RECORDS SUPPLIED:
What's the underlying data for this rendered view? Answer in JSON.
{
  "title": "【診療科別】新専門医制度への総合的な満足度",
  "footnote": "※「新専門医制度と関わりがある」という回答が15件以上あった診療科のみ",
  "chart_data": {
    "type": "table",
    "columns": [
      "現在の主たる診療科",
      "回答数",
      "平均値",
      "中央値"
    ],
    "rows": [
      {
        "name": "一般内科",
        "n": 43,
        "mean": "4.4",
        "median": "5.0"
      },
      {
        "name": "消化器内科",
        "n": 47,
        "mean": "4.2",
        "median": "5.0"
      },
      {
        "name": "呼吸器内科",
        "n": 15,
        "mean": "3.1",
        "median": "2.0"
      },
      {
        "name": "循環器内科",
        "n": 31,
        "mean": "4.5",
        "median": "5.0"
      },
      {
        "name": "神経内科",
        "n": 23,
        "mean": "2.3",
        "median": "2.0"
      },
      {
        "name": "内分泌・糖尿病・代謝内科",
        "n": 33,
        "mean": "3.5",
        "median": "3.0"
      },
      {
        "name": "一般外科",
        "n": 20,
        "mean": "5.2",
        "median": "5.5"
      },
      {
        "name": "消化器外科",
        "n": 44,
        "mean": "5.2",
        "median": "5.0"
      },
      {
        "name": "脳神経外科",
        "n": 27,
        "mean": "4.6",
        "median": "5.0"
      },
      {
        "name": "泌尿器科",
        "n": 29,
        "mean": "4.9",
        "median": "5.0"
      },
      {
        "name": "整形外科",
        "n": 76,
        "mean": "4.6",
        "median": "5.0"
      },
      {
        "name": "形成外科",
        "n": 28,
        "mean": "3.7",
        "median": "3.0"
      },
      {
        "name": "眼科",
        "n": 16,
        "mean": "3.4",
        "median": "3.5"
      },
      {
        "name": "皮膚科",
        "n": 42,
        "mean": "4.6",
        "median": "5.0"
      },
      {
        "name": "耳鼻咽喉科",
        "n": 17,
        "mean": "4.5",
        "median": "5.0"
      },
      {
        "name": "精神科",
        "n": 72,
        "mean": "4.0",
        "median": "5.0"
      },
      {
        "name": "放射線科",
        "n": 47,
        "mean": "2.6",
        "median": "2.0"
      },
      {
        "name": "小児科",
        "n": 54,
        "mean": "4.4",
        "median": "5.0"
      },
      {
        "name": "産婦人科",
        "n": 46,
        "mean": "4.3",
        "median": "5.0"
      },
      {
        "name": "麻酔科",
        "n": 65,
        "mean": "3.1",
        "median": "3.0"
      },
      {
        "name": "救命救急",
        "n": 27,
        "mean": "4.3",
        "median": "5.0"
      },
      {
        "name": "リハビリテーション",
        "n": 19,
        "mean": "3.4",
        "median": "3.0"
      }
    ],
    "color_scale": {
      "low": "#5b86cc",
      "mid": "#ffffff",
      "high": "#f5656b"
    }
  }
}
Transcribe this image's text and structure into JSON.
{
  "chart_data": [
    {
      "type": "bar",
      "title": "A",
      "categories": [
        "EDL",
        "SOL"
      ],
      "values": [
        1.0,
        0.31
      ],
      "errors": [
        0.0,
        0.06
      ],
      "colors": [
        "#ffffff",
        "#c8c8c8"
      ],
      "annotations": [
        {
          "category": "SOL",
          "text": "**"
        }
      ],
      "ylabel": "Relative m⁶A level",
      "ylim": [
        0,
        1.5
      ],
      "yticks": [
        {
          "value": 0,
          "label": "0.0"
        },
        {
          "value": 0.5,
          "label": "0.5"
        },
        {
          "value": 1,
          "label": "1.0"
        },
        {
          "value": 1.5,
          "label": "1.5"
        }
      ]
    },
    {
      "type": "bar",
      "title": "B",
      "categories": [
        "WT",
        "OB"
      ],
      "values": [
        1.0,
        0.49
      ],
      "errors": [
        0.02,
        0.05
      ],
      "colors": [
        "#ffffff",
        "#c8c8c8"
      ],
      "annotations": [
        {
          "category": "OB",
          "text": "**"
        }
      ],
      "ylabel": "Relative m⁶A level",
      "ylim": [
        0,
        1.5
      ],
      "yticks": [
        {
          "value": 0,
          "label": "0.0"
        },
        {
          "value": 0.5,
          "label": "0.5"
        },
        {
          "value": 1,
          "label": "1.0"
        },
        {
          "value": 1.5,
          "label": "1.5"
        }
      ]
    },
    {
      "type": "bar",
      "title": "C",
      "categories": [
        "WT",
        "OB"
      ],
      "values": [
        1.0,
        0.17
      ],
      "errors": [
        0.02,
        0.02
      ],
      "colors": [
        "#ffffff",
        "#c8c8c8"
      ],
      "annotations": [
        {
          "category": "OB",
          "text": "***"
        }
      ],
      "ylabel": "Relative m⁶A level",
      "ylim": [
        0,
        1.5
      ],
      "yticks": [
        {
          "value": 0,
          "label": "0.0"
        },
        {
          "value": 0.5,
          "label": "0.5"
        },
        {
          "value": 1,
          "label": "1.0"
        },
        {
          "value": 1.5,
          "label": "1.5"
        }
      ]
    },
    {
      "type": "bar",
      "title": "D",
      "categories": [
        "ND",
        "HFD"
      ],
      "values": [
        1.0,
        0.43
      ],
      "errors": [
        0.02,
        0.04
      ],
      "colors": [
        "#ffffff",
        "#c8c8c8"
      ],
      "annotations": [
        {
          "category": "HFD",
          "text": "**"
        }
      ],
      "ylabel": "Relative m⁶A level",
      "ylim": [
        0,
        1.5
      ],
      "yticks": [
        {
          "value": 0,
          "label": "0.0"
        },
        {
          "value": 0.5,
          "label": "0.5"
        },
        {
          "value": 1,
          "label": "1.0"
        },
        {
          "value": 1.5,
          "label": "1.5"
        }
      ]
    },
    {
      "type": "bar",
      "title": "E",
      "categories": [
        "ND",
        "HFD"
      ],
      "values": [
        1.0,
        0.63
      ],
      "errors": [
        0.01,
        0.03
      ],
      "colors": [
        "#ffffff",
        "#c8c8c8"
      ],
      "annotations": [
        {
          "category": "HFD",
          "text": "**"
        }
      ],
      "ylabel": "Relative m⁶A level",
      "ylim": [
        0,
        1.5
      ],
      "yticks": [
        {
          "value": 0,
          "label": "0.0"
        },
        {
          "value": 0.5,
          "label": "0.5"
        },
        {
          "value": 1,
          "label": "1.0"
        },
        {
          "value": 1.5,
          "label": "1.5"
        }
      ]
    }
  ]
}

WHAT YOU SHOULD DO: Reproduce each record exactly as it appears.

RESULT OF THE TASK:
What's the underlying data for this rendered view? Answer in JSON.
{
  "title": "【診療科別】新専門医制度への総合的な満足度",
  "footnote": "※「新専門医制度と関わりがある」という回答が15件以上あった診療科のみ",
  "chart_data": {
    "type": "table",
    "columns": [
      "現在の主たる診療科",
      "回答数",
      "平均値",
      "中央値"
    ],
    "rows": [
      {
        "name": "一般内科",
        "n": 43,
        "mean": "4.4",
        "median": "5.0"
      },
      {
        "name": "消化器内科",
        "n": 47,
        "mean": "4.2",
        "median": "5.0"
      },
      {
        "name": "呼吸器内科",
        "n": 15,
        "mean": "3.1",
        "median": "2.0"
      },
      {
        "name": "循環器内科",
        "n": 31,
        "mean": "4.5",
        "median": "5.0"
      },
      {
        "name": "神経内科",
        "n": 23,
        "mean": "2.3",
        "median": "2.0"
      },
      {
        "name": "内分泌・糖尿病・代謝内科",
        "n": 33,
        "mean": "3.5",
        "median": "3.0"
      },
      {
        "name": "一般外科",
        "n": 20,
        "mean": "5.2",
        "median": "5.5"
      },
      {
        "name": "消化器外科",
        "n": 44,
        "mean": "5.2",
        "median": "5.0"
      },
      {
        "name": "脳神経外科",
        "n": 27,
        "mean": "4.6",
        "median": "5.0"
      },
      {
        "name": "泌尿器科",
        "n": 29,
        "mean": "4.9",
        "median": "5.0"
      },
      {
        "name": "整形外科",
        "n": 76,
        "mean": "4.6",
        "median": "5.0"
      },
      {
        "name": "形成外科",
        "n": 28,
        "mean": "3.7",
        "median": "3.0"
      },
      {
        "name": "眼科",
        "n": 16,
        "mean": "3.4",
        "median": "3.5"
      },
      {
        "name": "皮膚科",
        "n": 42,
        "mean": "4.6",
        "median": "5.0"
      },
      {
        "name": "耳鼻咽喉科",
        "n": 17,
        "mean": "4.5",
        "median": "5.0"
      },
      {
        "name": "精神科",
        "n": 72,
        "mean": "4.0",
        "median": "5.0"
      },
      {
        "name": "放射線科",
        "n": 47,
        "mean": "2.6",
        "median": "2.0"
      },
      {
        "name": "小児科",
        "n": 54,
        "mean": "4.4",
        "median": "5.0"
      },
      {
        "name": "産婦人科",
        "n": 46,
        "mean": "4.3",
        "median": "5.0"
      },
      {
        "name": "麻酔科",
        "n": 65,
        "mean": "3.1",
        "median": "3.0"
      },
      {
        "name": "救命救急",
        "n": 27,
        "mean": "4.3",
        "median": "5.0"
      },
      {
        "name": "リハビリテーション",
        "n": 19,
        "mean": "3.4",
        "median": "3.0"
      }
    ],
    "color_scale": {
      "low": "#5b86cc",
      "mid": "#ffffff",
      "high": "#f5656b"
    }
  }
}
Transcribe this image's text and structure into JSON.
{
  "chart_data": [
    {
      "type": "bar",
      "title": "A",
      "categories": [
        "EDL",
        "SOL"
      ],
      "values": [
        1.0,
        0.31
      ],
      "errors": [
        0.0,
        0.06
      ],
      "colors": [
        "#ffffff",
        "#c8c8c8"
      ],
      "annotations": [
        {
          "category": "SOL",
          "text": "**"
        }
      ],
      "ylabel": "Relative m⁶A level",
      "ylim": [
        0,
        1.5
      ],
      "yticks": [
        {
          "value": 0,
          "label": "0.0"
        },
        {
          "value": 0.5,
          "label": "0.5"
        },
        {
          "value": 1,
          "label": "1.0"
        },
        {
          "value": 1.5,
          "label": "1.5"
        }
      ]
    },
    {
      "type": "bar",
      "title": "B",
      "categories": [
        "WT",
        "OB"
      ],
      "values": [
        1.0,
        0.49
      ],
      "errors": [
        0.02,
        0.05
      ],
      "colors": [
        "#ffffff",
        "#c8c8c8"
      ],
      "annotations": [
        {
          "category": "OB",
          "text": "**"
        }
      ],
      "ylabel": "Relative m⁶A level",
      "ylim": [
        0,
        1.5
      ],
      "yticks": [
        {
          "value": 0,
          "label": "0.0"
        },
        {
          "value": 0.5,
          "label": "0.5"
        },
        {
          "value": 1,
          "label": "1.0"
        },
        {
          "value": 1.5,
          "label": "1.5"
        }
      ]
    },
    {
      "type": "bar",
      "title": "C",
      "categories": [
        "WT",
        "OB"
      ],
      "values": [
        1.0,
        0.17
      ],
      "errors": [
        0.02,
        0.02
      ],
      "colors": [
        "#ffffff",
        "#c8c8c8"
      ],
      "annotations": [
        {
          "category": "OB",
          "text": "***"
        }
      ],
      "ylabel": "Relative m⁶A level",
      "ylim": [
        0,
        1.5
      ],
      "yticks": [
        {
          "value": 0,
          "label": "0.0"
        },
        {
          "value": 0.5,
          "label": "0.5"
        },
        {
          "value": 1,
          "label": "1.0"
        },
        {
          "value": 1.5,
          "label": "1.5"
        }
      ]
    },
    {
      "type": "bar",
      "title": "D",
      "categories": [
        "ND",
        "HFD"
      ],
      "values": [
        1.0,
        0.43
      ],
      "errors": [
        0.02,
        0.04
      ],
      "colors": [
        "#ffffff",
        "#c8c8c8"
      ],
      "annotations": [
        {
          "category": "HFD",
          "text": "**"
        }
      ],
      "ylabel": "Relative m⁶A level",
      "ylim": [
        0,
        1.5
      ],
      "yticks": [
        {
          "value": 0,
          "label": "0.0"
        },
        {
          "value": 0.5,
          "label": "0.5"
        },
        {
          "value": 1,
          "label": "1.0"
        },
        {
          "value": 1.5,
          "label": "1.5"
        }
      ]
    },
    {
      "type": "bar",
      "title": "E",
      "categories": [
        "ND",
        "HFD"
      ],
      "values": [
        1.0,
        0.63
      ],
      "errors": [
        0.01,
        0.03
      ],
      "colors": [
        "#ffffff",
        "#c8c8c8"
      ],
      "annotations": [
        {
          "category": "HFD",
          "text": "**"
        }
      ],
      "ylabel": "Relative m⁶A level",
      "ylim": [
        0,
        1.5
      ],
      "yticks": [
        {
          "value": 0,
          "label": "0.0"
        },
        {
          "value": 0.5,
          "label": "0.5"
        },
        {
          "value": 1,
          "label": "1.0"
        },
        {
          "value": 1.5,
          "label": "1.5"
        }
      ]
    }
  ]
}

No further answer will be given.